TASK OBJECTIVE: Each entry below is to be given again word for word, with no pictures.

▶

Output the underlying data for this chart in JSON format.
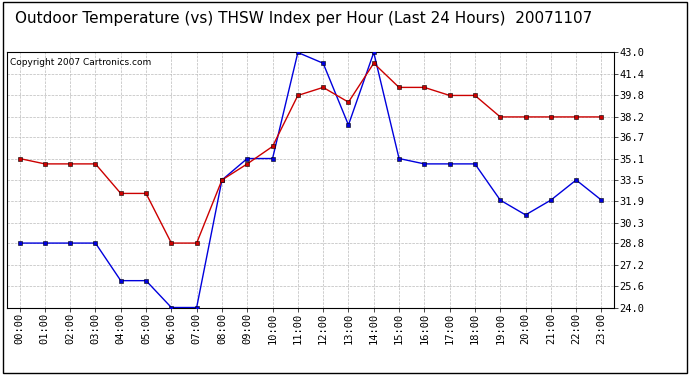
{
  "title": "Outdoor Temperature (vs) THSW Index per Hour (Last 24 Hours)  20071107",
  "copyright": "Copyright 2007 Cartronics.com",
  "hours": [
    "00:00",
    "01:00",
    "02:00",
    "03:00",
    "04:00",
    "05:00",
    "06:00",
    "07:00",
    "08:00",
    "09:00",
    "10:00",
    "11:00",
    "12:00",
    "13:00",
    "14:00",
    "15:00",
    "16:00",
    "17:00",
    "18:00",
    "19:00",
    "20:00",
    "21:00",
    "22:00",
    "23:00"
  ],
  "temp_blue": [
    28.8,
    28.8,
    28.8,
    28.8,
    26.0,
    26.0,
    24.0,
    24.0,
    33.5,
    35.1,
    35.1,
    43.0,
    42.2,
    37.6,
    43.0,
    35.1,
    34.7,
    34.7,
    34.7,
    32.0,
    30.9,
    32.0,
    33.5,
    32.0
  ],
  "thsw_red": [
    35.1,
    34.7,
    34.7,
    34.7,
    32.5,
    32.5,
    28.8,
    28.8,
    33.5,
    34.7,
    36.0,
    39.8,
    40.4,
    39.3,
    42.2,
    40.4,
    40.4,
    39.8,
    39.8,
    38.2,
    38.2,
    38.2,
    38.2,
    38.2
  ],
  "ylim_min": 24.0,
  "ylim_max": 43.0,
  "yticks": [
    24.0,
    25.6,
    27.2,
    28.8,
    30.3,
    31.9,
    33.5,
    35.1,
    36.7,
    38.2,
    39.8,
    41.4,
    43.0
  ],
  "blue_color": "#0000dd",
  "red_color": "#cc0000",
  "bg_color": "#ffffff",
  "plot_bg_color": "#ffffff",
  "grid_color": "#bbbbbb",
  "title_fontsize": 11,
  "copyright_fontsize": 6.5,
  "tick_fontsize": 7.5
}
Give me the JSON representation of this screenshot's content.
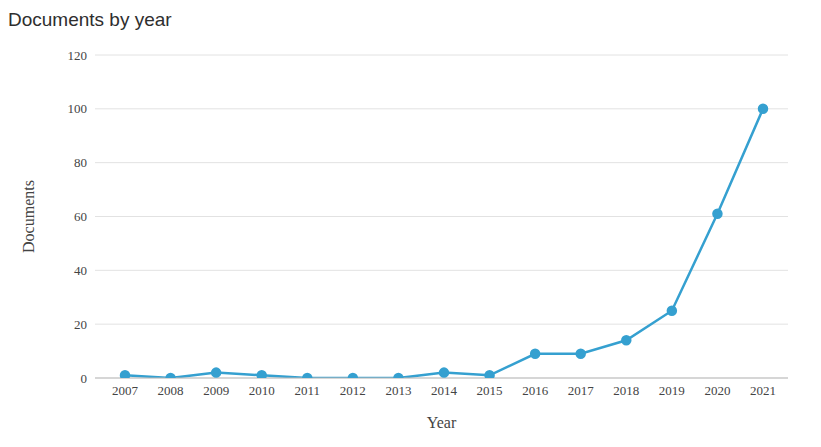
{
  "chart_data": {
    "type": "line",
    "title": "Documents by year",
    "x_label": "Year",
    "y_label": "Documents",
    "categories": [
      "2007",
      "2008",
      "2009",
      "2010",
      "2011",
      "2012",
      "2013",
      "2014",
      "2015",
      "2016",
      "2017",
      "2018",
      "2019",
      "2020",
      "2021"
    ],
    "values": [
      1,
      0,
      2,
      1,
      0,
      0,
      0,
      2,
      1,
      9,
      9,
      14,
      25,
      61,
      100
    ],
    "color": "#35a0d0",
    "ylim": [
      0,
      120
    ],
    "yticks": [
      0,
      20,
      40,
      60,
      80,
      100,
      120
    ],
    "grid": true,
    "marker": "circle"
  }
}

◀

WRITTEN RESPONSE:
Output the underlying data for this chart in JSON format.
{
  "title": "Outdoor Temperature (vs) THSW Index per Hour (Last 24 Hours)  20071107",
  "copyright": "Copyright 2007 Cartronics.com",
  "hours": [
    "00:00",
    "01:00",
    "02:00",
    "03:00",
    "04:00",
    "05:00",
    "06:00",
    "07:00",
    "08:00",
    "09:00",
    "10:00",
    "11:00",
    "12:00",
    "13:00",
    "14:00",
    "15:00",
    "16:00",
    "17:00",
    "18:00",
    "19:00",
    "20:00",
    "21:00",
    "22:00",
    "23:00"
  ],
  "temp_blue": [
    28.8,
    28.8,
    28.8,
    28.8,
    26.0,
    26.0,
    24.0,
    24.0,
    33.5,
    35.1,
    35.1,
    43.0,
    42.2,
    37.6,
    43.0,
    35.1,
    34.7,
    34.7,
    34.7,
    32.0,
    30.9,
    32.0,
    33.5,
    32.0
  ],
  "thsw_red": [
    35.1,
    34.7,
    34.7,
    34.7,
    32.5,
    32.5,
    28.8,
    28.8,
    33.5,
    34.7,
    36.0,
    39.8,
    40.4,
    39.3,
    42.2,
    40.4,
    40.4,
    39.8,
    39.8,
    38.2,
    38.2,
    38.2,
    38.2,
    38.2
  ],
  "ylim_min": 24.0,
  "ylim_max": 43.0,
  "yticks": [
    24.0,
    25.6,
    27.2,
    28.8,
    30.3,
    31.9,
    33.5,
    35.1,
    36.7,
    38.2,
    39.8,
    41.4,
    43.0
  ],
  "blue_color": "#0000dd",
  "red_color": "#cc0000",
  "bg_color": "#ffffff",
  "plot_bg_color": "#ffffff",
  "grid_color": "#bbbbbb",
  "title_fontsize": 11,
  "copyright_fontsize": 6.5,
  "tick_fontsize": 7.5
}
Give me the JSON representation of this screenshot's content.
{
  "chart_data": {
    "type": "line",
    "title": "Documents by year",
    "x_label": "Year",
    "y_label": "Documents",
    "categories": [
      "2007",
      "2008",
      "2009",
      "2010",
      "2011",
      "2012",
      "2013",
      "2014",
      "2015",
      "2016",
      "2017",
      "2018",
      "2019",
      "2020",
      "2021"
    ],
    "values": [
      1,
      0,
      2,
      1,
      0,
      0,
      0,
      2,
      1,
      9,
      9,
      14,
      25,
      61,
      100
    ],
    "color": "#35a0d0",
    "ylim": [
      0,
      120
    ],
    "yticks": [
      0,
      20,
      40,
      60,
      80,
      100,
      120
    ],
    "grid": true,
    "marker": "circle"
  }
}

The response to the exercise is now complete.